* Entries provided:
◇ ◇ ◇
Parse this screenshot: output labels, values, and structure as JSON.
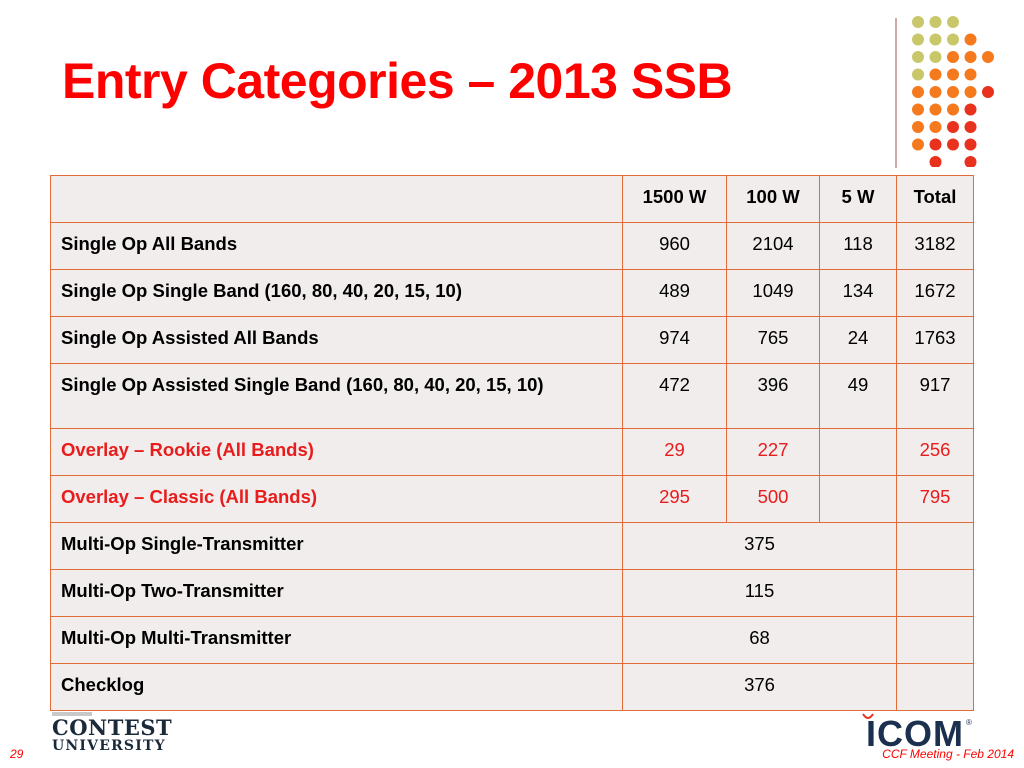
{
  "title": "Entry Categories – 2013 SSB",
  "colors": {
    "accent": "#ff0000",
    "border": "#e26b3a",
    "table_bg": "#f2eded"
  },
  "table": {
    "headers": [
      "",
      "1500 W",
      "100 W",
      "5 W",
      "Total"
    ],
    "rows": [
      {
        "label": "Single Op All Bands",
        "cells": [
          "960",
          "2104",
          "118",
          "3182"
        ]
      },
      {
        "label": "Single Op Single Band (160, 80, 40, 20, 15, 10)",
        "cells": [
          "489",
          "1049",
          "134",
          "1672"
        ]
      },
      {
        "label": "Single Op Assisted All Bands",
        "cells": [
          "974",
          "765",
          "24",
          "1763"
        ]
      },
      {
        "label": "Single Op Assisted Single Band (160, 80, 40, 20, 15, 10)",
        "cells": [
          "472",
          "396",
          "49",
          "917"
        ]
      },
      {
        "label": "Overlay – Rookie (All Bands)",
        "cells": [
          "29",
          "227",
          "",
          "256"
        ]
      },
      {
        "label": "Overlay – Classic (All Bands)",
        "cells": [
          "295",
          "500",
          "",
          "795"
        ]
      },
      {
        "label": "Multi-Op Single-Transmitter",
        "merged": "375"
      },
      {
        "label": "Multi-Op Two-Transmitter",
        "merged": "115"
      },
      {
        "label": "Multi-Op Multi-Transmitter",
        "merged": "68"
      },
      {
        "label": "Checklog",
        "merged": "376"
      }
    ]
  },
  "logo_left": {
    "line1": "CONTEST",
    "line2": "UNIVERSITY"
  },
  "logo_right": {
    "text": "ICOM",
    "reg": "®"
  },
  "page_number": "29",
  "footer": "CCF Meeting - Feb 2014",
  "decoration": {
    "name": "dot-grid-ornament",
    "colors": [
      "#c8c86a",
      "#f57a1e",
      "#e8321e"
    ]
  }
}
◇ ◇ ◇
* Objective: List all lines where "Assisted" occurs.

* Exercise result:
        "label": "Single Op Assisted All Bands",
        "label": "Single Op Assisted Single Band (160, 80, 40, 20, 15, 10)",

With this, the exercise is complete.